THE EXERCISE — Restate the whole listing word for word. Pictures are left out.

BEGIN DATA RECORDS

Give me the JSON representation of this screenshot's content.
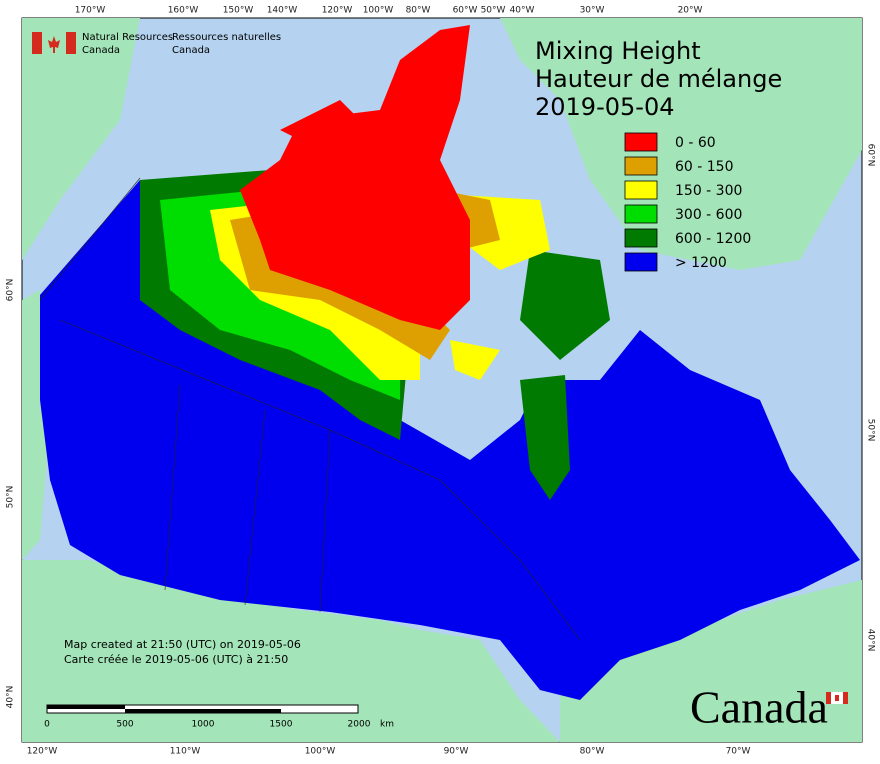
{
  "header": {
    "agency_en": [
      "Natural Resources",
      "Canada"
    ],
    "agency_fr": [
      "Ressources naturelles",
      "Canada"
    ]
  },
  "title": [
    "Mixing Height",
    "Hauteur de mélange",
    "2019-05-04"
  ],
  "legend": [
    {
      "label": "0 - 60",
      "color": "#ff0000"
    },
    {
      "label": "60 - 150",
      "color": "#dda000"
    },
    {
      "label": "150 - 300",
      "color": "#ffff00"
    },
    {
      "label": "300 - 600",
      "color": "#00dd00"
    },
    {
      "label": "600 - 1200",
      "color": "#007a00"
    },
    {
      "label": "> 1200",
      "color": "#0000ee"
    }
  ],
  "graticule": {
    "top": [
      "170°W",
      "160°W",
      "150°W",
      "140°W",
      "120°W",
      "100°W",
      "80°W",
      "60°W",
      "50°W",
      "40°W",
      "30°W",
      "20°W"
    ],
    "bottom": [
      "120°W",
      "110°W",
      "100°W",
      "90°W",
      "80°W",
      "70°W"
    ],
    "left": [
      "60°N",
      "50°N",
      "40°N"
    ],
    "right": [
      "60°N",
      "50°N",
      "40°N"
    ]
  },
  "scale": {
    "ticks": [
      "0",
      "500",
      "1000",
      "1500",
      "2000"
    ],
    "unit": "km"
  },
  "credits": [
    "Map created at 21:50 (UTC) on 2019-05-06",
    "Carte créée le 2019-05-06 (UTC) à 21:50"
  ],
  "wordmark": "Canada"
}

END DATA RECORDS

RESULT OF THE TASK —
Give me the JSON representation of this screenshot's content.
{
  "header": {
    "agency_en": [
      "Natural Resources",
      "Canada"
    ],
    "agency_fr": [
      "Ressources naturelles",
      "Canada"
    ]
  },
  "title": [
    "Mixing Height",
    "Hauteur de mélange",
    "2019-05-04"
  ],
  "legend": [
    {
      "label": "0 - 60",
      "color": "#ff0000"
    },
    {
      "label": "60 - 150",
      "color": "#dda000"
    },
    {
      "label": "150 - 300",
      "color": "#ffff00"
    },
    {
      "label": "300 - 600",
      "color": "#00dd00"
    },
    {
      "label": "600 - 1200",
      "color": "#007a00"
    },
    {
      "label": "> 1200",
      "color": "#0000ee"
    }
  ],
  "graticule": {
    "top": [
      "170°W",
      "160°W",
      "150°W",
      "140°W",
      "120°W",
      "100°W",
      "80°W",
      "60°W",
      "50°W",
      "40°W",
      "30°W",
      "20°W"
    ],
    "bottom": [
      "120°W",
      "110°W",
      "100°W",
      "90°W",
      "80°W",
      "70°W"
    ],
    "left": [
      "60°N",
      "50°N",
      "40°N"
    ],
    "right": [
      "60°N",
      "50°N",
      "40°N"
    ]
  },
  "scale": {
    "ticks": [
      "0",
      "500",
      "1000",
      "1500",
      "2000"
    ],
    "unit": "km"
  },
  "credits": [
    "Map created at 21:50 (UTC) on 2019-05-06",
    "Carte créée le 2019-05-06 (UTC) à 21:50"
  ],
  "wordmark": "Canada"
}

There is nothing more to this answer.